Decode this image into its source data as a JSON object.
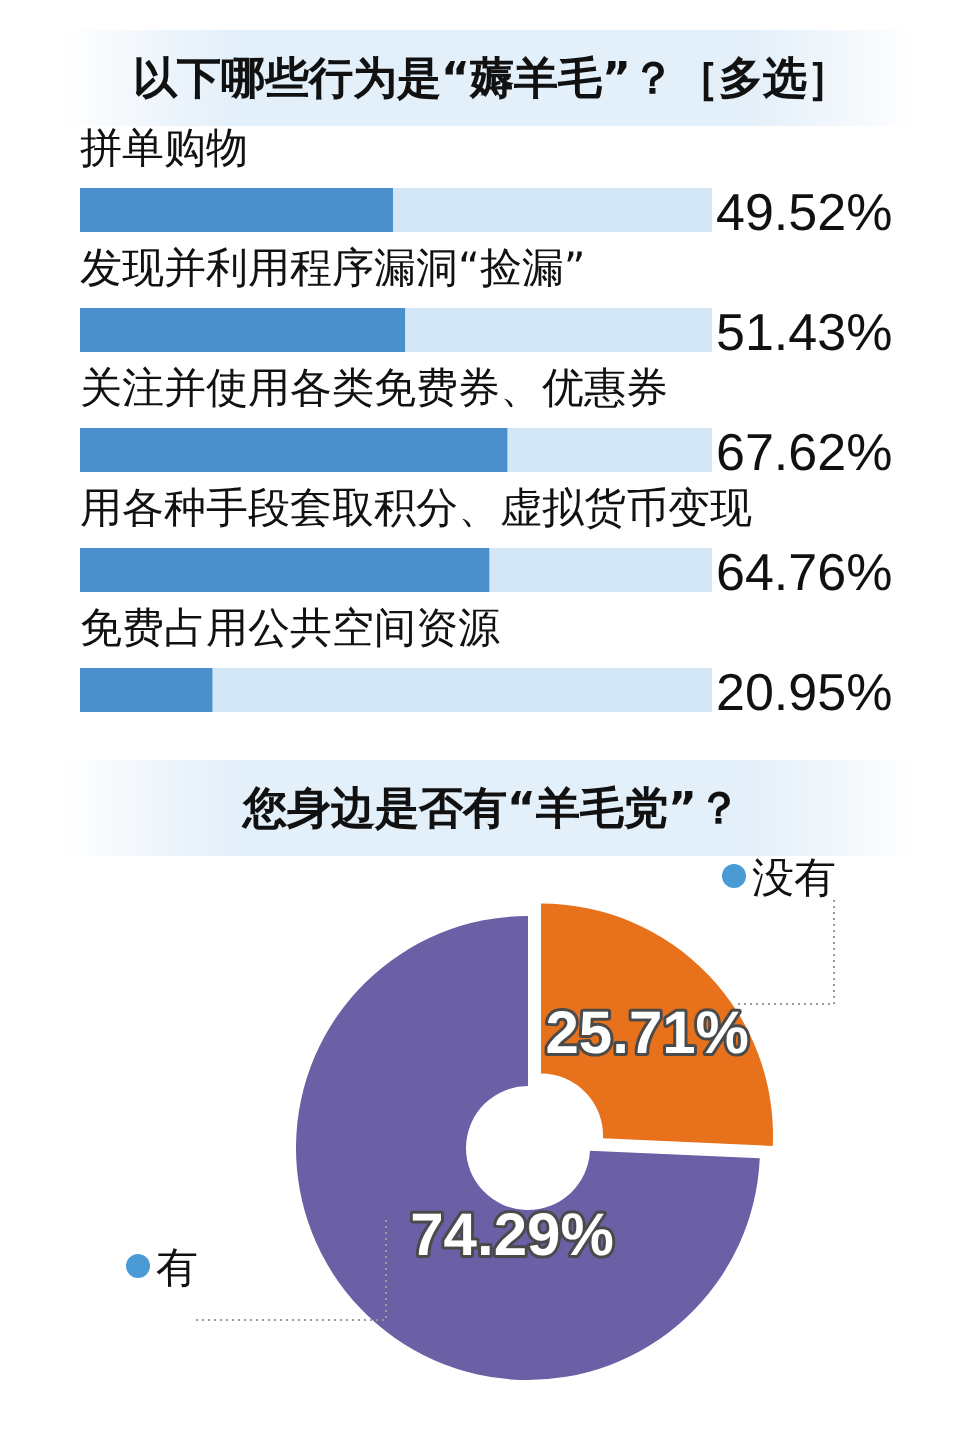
{
  "chart_data": [
    {
      "type": "bar",
      "orientation": "horizontal",
      "title": "以下哪些行为是“薅羊毛”？［多选］",
      "categories": [
        "拼单购物",
        "发现并利用程序漏洞“捡漏”",
        "关注并使用各类免费券、优惠券",
        "用各种手段套取积分、虚拟货币变现",
        "免费占用公共空间资源"
      ],
      "values": [
        49.52,
        51.43,
        67.62,
        64.76,
        20.95
      ],
      "color": "#4a8fcc",
      "value_labels": [
        "49.52%",
        "51.43%",
        "67.62%",
        "64.76%",
        "20.95%"
      ],
      "xlim": [
        0,
        100
      ]
    },
    {
      "type": "donut",
      "title": "您身边是否有“羊毛党”？",
      "categories": [
        "没有",
        "有"
      ],
      "values": [
        25.71,
        74.29
      ],
      "colors": [
        "#e8721c",
        "#6b5fa5"
      ],
      "value_labels": [
        "25.71%",
        "74.29%"
      ]
    }
  ]
}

•••

OBJECTIVE:
Pictures stay out of the copy; please restate every record above exactly.

ANSWER TO THIS TASK:
Decode this image into its source data as a JSON object.
{
  "chart_data": [
    {
      "type": "bar",
      "orientation": "horizontal",
      "title": "以下哪些行为是“薅羊毛”？［多选］",
      "categories": [
        "拼单购物",
        "发现并利用程序漏洞“捡漏”",
        "关注并使用各类免费券、优惠券",
        "用各种手段套取积分、虚拟货币变现",
        "免费占用公共空间资源"
      ],
      "values": [
        49.52,
        51.43,
        67.62,
        64.76,
        20.95
      ],
      "color": "#4a8fcc",
      "value_labels": [
        "49.52%",
        "51.43%",
        "67.62%",
        "64.76%",
        "20.95%"
      ],
      "xlim": [
        0,
        100
      ]
    },
    {
      "type": "donut",
      "title": "您身边是否有“羊毛党”？",
      "categories": [
        "没有",
        "有"
      ],
      "values": [
        25.71,
        74.29
      ],
      "colors": [
        "#e8721c",
        "#6b5fa5"
      ],
      "value_labels": [
        "25.71%",
        "74.29%"
      ]
    }
  ]
}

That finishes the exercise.